> **Dataset content**:

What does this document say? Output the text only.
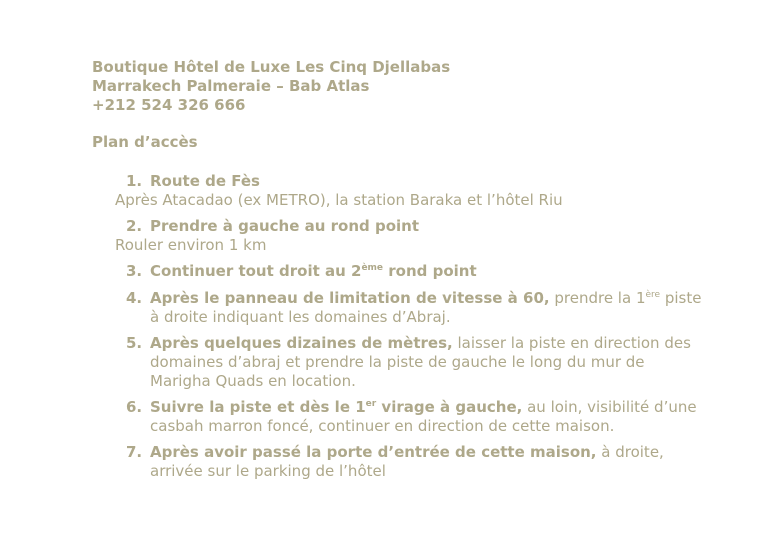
Boutique Hôtel de Luxe Les Cinq Djellabas
Marrakech Palmeraie – Bab Atlas
+212 524 326 666
Plan d’accès
1. Route de Fès
Après Atacadao (ex METRO), la station Baraka et l’hôtel Riu
2. Prendre à gauche au rond point
Rouler environ 1 km
3. Continuer tout droit au 2ème rond point
4. Après le panneau de limitation de vitesse à 60, prendre la 1ère piste
à droite indiquant les domaines d’Abraj.
5. Après quelques dizaines de mètres, laisser la piste en direction des
domaines d’abraj et prendre la piste de gauche le long du mur de
Marigha Quads en location.
6. Suivre la piste et dès le 1er virage à gauche, au loin, visibilité d’une
casbah marron foncé, continuer en direction de cette maison.
7. Après avoir passé la porte d’entrée de cette maison, à droite,
arrivée sur le parking de l’hôtel
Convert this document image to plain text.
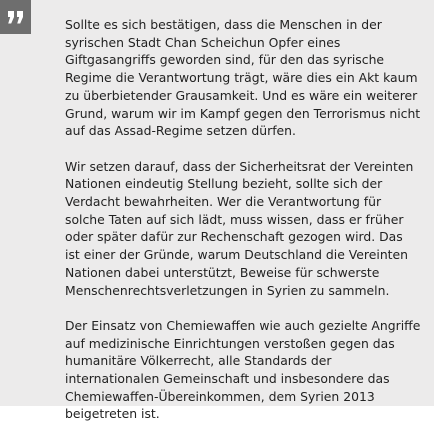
Sollte es sich bestätigen, dass die Menschen in der syrischen Stadt Chan Scheichun Opfer eines Giftgasangriffs geworden sind, für den das syrische Regime die Verantwortung trägt, wäre dies ein Akt kaum zu überbietender Grausamkeit. Und es wäre ein weiterer Grund, warum wir im Kampf gegen den Terrorismus nicht auf das Assad-Regime setzen dürfen.

Wir setzen darauf, dass der Sicherheitsrat der Vereinten Nationen eindeutig Stellung bezieht, sollte sich der Verdacht bewahrheiten. Wer die Verantwortung für solche Taten auf sich lädt, muss wissen, dass er früher oder später dafür zur Rechenschaft gezogen wird. Das ist einer der Gründe, warum Deutschland die Vereinten Nationen dabei unterstützt, Beweise für schwerste Menschenrechtsverletzungen in Syrien zu sammeln.

Der Einsatz von Chemiewaffen wie auch gezielte Angriffe auf medizinische Einrichtungen verstoßen gegen das humanitäre Völkerrecht, alle Standards der internationalen Gemeinschaft und insbesondere das Chemiewaffen-Übereinkommen, dem Syrien 2013 beigetreten ist.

> **Written request**: Exclude every picture and copy the remaining data exactly.

> **Exercise response**:
What does this document say? Output the text only.
Boutique Hôtel de Luxe Les Cinq Djellabas
Marrakech Palmeraie – Bab Atlas
+212 524 326 666
Plan d’accès
1. Route de Fès
Après Atacadao (ex METRO), la station Baraka et l’hôtel Riu
2. Prendre à gauche au rond point
Rouler environ 1 km
3. Continuer tout droit au 2ème rond point
4. Après le panneau de limitation de vitesse à 60, prendre la 1ère piste
à droite indiquant les domaines d’Abraj.
5. Après quelques dizaines de mètres, laisser la piste en direction des
domaines d’abraj et prendre la piste de gauche le long du mur de
Marigha Quads en location.
6. Suivre la piste et dès le 1er virage à gauche, au loin, visibilité d’une
casbah marron foncé, continuer en direction de cette maison.
7. Après avoir passé la porte d’entrée de cette maison, à droite,
arrivée sur le parking de l’hôtel
Convert this document image to plain text.
Sollte es sich bestätigen, dass die Menschen in der syrischen Stadt Chan Scheichun Opfer eines Giftgasangriffs geworden sind, für den das syrische Regime die Verantwortung trägt, wäre dies ein Akt kaum zu überbietender Grausamkeit. Und es wäre ein weiterer Grund, warum wir im Kampf gegen den Terrorismus nicht auf das Assad-Regime setzen dürfen.

Wir setzen darauf, dass der Sicherheitsrat der Vereinten Nationen eindeutig Stellung bezieht, sollte sich der Verdacht bewahrheiten. Wer die Verantwortung für solche Taten auf sich lädt, muss wissen, dass er früher oder später dafür zur Rechenschaft gezogen wird. Das ist einer der Gründe, warum Deutschland die Vereinten Nationen dabei unterstützt, Beweise für schwerste Menschenrechtsverletzungen in Syrien zu sammeln.

Der Einsatz von Chemiewaffen wie auch gezielte Angriffe auf medizinische Einrichtungen verstoßen gegen das humanitäre Völkerrecht, alle Standards der internationalen Gemeinschaft und insbesondere das Chemiewaffen-Übereinkommen, dem Syrien 2013 beigetreten ist.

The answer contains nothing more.